PROBLEM REQUIREMENTS:
Each line that follows should be printed again exactly as it stands.

INPUT MATERIAL:
++++

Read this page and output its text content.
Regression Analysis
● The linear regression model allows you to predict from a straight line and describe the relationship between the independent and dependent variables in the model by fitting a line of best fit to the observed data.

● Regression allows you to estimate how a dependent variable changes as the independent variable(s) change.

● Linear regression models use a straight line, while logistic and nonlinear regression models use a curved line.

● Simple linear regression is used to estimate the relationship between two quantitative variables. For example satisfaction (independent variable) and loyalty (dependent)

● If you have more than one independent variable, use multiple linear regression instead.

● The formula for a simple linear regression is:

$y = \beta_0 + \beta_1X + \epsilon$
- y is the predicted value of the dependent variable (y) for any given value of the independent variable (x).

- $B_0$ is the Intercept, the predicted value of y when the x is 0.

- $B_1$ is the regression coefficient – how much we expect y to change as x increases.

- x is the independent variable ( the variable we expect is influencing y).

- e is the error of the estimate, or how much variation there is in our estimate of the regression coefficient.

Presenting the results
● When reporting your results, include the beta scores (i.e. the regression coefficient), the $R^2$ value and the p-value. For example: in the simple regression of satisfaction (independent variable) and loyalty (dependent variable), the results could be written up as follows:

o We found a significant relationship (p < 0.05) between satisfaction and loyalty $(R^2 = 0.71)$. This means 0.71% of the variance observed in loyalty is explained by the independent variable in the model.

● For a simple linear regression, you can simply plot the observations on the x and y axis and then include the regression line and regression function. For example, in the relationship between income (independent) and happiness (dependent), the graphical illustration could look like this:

++++

FULL SOLUTION:
Read this page and output its text content.
Regression Analysis
● The linear regression model allows you to predict from a straight line and describe the relationship between the independent and dependent variables in the model by fitting a line of best fit to the observed data.

● Regression allows you to estimate how a dependent variable changes as the independent variable(s) change.

● Linear regression models use a straight line, while logistic and nonlinear regression models use a curved line.

● Simple linear regression is used to estimate the relationship between two quantitative variables. For example satisfaction (independent variable) and loyalty (dependent)

● If you have more than one independent variable, use multiple linear regression instead.

● The formula for a simple linear regression is:

$y = \beta_0 + \beta_1X + \epsilon$
- y is the predicted value of the dependent variable (y) for any given value of the independent variable (x).

- $B_0$ is the Intercept, the predicted value of y when the x is 0.

- $B_1$ is the regression coefficient – how much we expect y to change as x increases.

- x is the independent variable ( the variable we expect is influencing y).

- e is the error of the estimate, or how much variation there is in our estimate of the regression coefficient.

Presenting the results
● When reporting your results, include the beta scores (i.e. the regression coefficient), the $R^2$ value and the p-value. For example: in the simple regression of satisfaction (independent variable) and loyalty (dependent variable), the results could be written up as follows:

o We found a significant relationship (p < 0.05) between satisfaction and loyalty $(R^2 = 0.71)$. This means 0.71% of the variance observed in loyalty is explained by the independent variable in the model.

● For a simple linear regression, you can simply plot the observations on the x and y axis and then include the regression line and regression function. For example, in the relationship between income (independent) and happiness (dependent), the graphical illustration could look like this:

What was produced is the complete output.